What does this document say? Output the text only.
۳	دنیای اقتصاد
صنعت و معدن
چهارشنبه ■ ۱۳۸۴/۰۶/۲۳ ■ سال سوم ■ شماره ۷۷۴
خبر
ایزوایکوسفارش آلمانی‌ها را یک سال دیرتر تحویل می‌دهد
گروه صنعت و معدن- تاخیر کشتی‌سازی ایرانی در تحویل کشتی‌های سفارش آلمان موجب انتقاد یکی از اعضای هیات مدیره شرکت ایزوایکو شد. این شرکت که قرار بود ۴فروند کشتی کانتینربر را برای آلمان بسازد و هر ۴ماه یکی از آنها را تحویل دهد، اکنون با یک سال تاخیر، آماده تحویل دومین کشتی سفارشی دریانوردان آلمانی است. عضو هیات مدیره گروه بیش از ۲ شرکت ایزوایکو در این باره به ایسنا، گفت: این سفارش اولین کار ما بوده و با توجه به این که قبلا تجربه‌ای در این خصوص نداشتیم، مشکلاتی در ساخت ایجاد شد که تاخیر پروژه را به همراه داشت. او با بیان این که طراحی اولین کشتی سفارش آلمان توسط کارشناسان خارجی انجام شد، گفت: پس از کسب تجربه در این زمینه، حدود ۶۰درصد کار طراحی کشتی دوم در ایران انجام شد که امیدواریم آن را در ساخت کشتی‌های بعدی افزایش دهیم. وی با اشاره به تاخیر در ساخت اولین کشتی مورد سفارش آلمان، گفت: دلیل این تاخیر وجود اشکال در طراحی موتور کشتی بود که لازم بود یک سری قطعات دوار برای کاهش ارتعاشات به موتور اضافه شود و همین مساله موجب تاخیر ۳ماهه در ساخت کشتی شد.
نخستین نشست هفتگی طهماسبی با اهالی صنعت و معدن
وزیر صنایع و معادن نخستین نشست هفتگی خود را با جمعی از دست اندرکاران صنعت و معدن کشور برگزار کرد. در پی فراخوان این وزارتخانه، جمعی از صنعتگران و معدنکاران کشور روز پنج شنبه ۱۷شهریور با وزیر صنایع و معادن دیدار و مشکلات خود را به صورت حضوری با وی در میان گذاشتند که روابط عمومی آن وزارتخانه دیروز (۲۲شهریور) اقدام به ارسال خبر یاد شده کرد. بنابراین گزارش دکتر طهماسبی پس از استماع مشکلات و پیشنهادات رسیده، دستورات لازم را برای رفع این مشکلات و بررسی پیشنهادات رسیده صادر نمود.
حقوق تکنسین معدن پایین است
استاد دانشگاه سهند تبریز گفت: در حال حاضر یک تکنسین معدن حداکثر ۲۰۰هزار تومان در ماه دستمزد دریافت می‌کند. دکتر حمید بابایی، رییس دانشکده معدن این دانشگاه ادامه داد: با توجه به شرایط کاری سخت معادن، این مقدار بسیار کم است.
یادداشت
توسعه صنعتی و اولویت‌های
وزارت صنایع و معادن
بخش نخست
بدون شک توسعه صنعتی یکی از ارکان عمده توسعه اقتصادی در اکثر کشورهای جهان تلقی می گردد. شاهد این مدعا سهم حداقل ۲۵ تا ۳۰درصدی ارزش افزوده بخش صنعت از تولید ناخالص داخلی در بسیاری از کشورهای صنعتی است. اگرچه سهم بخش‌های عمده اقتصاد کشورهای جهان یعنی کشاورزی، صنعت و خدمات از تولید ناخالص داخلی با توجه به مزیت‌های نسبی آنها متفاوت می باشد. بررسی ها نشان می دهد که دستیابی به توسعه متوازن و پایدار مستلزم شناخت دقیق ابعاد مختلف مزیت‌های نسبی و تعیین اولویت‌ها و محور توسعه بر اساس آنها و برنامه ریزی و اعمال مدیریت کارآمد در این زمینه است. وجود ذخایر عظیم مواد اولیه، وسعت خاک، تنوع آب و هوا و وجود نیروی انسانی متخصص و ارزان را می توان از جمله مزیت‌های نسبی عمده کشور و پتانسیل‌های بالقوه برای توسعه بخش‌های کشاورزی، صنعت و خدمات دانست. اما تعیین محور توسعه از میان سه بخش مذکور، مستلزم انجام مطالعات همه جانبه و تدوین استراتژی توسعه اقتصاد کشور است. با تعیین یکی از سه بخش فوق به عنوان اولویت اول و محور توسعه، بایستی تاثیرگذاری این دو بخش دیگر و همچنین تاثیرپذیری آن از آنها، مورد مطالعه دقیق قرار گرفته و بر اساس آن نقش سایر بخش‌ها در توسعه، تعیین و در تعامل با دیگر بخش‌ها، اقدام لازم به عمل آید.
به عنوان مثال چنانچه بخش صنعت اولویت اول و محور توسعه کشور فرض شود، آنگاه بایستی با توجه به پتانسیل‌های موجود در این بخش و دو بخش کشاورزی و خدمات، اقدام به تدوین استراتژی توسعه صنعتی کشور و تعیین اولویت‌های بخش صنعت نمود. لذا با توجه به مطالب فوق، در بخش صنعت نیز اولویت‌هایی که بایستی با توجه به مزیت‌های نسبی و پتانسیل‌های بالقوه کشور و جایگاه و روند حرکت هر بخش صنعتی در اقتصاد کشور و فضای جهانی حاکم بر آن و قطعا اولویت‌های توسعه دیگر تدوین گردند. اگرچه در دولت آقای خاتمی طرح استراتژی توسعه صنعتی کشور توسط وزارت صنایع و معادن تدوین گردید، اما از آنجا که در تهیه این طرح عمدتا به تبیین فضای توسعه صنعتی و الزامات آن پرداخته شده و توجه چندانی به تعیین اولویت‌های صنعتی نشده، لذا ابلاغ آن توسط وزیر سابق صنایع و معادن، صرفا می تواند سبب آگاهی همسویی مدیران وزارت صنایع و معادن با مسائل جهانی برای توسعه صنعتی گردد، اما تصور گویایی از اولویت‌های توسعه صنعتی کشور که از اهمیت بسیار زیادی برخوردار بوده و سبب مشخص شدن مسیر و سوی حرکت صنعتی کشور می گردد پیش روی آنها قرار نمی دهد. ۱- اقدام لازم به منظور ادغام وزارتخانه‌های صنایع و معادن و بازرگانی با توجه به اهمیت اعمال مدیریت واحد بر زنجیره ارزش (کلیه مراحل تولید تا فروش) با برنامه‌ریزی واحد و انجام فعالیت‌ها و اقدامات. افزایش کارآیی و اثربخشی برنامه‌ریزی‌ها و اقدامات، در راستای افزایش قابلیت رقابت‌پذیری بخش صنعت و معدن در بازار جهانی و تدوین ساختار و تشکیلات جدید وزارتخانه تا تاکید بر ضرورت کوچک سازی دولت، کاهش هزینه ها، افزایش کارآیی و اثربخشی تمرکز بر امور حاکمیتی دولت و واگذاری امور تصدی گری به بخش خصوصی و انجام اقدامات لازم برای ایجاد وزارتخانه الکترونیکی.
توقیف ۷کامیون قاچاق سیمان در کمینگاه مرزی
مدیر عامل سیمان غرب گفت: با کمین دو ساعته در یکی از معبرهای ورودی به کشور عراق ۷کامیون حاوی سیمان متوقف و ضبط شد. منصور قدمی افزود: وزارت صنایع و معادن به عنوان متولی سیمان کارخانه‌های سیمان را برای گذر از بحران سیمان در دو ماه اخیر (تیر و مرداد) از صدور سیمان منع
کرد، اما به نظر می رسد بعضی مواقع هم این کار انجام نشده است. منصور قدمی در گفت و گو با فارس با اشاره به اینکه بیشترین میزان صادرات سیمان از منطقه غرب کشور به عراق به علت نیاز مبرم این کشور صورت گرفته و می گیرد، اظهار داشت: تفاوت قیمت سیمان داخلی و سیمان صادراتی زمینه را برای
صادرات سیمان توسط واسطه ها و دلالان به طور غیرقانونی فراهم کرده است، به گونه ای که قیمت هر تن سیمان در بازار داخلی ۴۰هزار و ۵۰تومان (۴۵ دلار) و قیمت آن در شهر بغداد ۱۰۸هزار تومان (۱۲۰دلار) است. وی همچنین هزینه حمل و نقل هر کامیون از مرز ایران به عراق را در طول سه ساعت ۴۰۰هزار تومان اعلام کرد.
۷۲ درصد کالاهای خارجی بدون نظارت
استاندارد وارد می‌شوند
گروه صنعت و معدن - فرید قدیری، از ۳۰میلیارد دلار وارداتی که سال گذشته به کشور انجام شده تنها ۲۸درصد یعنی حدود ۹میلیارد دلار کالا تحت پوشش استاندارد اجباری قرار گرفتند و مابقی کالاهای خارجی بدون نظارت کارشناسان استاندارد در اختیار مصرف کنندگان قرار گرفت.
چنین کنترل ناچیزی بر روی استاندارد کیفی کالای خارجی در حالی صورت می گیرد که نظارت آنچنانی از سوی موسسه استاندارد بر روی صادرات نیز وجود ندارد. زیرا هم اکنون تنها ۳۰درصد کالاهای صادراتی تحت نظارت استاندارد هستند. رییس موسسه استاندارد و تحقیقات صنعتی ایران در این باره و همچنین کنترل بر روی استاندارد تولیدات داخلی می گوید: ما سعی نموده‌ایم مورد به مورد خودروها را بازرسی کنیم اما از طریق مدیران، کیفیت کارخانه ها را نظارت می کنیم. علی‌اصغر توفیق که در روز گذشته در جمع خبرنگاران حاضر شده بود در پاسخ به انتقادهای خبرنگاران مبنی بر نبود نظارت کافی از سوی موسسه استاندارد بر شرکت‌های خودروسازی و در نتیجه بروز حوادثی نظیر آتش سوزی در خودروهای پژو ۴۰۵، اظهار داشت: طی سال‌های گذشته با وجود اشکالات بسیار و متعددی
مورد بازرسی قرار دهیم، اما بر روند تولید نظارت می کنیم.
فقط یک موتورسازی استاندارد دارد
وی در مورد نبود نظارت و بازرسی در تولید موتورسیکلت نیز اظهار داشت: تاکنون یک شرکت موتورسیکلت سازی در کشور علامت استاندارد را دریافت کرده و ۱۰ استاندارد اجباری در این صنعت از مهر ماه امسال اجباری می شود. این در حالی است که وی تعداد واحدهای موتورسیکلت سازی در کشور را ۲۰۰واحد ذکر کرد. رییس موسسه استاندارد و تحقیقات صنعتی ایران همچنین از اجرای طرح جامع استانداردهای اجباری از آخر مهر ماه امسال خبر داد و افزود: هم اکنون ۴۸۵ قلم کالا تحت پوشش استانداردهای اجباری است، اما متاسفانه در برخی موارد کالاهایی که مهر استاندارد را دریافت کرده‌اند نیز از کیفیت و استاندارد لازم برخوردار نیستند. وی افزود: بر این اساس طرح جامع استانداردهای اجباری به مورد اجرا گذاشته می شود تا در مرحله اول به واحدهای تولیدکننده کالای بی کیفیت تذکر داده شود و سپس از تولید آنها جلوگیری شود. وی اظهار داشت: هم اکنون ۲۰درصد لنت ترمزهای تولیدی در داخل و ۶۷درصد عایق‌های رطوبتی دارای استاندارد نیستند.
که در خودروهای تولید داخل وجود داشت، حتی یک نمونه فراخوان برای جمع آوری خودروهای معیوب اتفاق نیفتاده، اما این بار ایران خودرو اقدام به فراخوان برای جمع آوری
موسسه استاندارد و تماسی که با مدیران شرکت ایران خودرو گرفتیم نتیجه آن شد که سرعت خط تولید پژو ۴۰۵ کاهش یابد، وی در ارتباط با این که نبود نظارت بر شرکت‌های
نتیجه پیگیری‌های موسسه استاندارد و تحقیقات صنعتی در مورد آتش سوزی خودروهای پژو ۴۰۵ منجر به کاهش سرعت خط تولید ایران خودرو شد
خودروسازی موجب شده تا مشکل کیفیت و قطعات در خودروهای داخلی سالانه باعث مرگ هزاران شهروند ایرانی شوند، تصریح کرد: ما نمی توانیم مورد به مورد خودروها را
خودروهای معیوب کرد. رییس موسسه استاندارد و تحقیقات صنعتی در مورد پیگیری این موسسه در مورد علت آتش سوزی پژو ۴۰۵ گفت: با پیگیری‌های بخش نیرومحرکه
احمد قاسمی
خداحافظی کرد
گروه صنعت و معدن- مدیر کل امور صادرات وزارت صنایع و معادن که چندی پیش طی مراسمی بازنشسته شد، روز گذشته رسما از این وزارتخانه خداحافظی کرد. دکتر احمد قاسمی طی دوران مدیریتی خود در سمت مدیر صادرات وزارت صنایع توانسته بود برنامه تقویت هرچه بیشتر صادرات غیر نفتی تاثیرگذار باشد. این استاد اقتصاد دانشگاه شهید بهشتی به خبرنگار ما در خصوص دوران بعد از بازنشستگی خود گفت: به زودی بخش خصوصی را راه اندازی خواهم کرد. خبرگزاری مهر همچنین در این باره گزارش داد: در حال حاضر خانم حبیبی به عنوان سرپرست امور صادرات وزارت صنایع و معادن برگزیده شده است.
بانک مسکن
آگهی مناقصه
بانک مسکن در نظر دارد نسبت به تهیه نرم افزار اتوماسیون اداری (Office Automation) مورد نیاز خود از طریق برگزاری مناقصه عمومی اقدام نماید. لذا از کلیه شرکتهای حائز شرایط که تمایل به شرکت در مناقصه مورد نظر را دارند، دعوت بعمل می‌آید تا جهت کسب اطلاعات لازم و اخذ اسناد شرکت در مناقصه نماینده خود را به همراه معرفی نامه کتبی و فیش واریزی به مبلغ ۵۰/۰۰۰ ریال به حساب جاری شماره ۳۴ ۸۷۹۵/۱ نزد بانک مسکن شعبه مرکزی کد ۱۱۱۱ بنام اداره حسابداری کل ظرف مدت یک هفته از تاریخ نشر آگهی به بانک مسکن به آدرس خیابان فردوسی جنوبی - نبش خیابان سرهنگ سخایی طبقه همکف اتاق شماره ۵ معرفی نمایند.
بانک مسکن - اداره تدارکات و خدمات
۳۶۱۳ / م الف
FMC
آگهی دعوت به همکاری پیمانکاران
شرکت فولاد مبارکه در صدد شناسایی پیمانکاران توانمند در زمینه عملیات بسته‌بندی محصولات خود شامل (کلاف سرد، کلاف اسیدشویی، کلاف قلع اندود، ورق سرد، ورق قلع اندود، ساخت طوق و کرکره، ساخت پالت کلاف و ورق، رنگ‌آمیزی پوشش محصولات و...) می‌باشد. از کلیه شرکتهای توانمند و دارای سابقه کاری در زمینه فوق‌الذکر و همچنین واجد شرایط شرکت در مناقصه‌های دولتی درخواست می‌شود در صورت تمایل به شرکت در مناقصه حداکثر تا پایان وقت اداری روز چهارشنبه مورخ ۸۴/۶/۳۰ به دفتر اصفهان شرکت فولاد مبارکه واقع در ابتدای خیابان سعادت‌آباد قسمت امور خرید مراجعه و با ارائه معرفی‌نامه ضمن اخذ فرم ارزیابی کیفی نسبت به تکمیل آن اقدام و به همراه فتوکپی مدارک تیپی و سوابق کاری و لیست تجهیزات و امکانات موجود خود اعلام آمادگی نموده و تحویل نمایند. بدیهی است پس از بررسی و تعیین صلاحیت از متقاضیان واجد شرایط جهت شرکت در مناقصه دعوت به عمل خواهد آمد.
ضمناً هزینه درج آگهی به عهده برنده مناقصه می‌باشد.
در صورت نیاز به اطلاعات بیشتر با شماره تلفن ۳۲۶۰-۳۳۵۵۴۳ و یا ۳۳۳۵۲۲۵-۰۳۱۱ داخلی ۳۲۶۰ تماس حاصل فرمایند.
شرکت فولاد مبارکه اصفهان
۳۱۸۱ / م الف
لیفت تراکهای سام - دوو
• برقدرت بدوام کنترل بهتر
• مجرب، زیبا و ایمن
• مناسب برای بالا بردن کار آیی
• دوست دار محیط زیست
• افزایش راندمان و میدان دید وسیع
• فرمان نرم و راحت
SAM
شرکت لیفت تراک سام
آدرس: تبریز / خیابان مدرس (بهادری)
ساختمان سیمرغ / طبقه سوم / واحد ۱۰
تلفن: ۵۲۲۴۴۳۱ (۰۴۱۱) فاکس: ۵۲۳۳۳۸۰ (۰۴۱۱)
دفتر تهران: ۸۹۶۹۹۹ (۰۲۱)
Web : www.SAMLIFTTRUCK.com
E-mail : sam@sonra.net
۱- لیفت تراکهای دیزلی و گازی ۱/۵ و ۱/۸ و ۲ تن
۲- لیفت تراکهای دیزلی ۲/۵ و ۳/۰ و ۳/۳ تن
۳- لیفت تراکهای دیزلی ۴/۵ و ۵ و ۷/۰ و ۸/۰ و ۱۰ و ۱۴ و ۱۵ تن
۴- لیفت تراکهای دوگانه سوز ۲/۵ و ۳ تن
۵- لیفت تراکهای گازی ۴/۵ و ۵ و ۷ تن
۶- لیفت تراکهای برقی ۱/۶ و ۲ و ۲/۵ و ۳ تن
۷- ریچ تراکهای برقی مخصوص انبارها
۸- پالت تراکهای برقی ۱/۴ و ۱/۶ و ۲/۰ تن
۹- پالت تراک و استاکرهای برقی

::::

▶ [EXERCISE INSTRUCTIONS]: Only the number is wanted: count the lines of the records that hold the word "تومان".

▶ [SOLUTION]: 2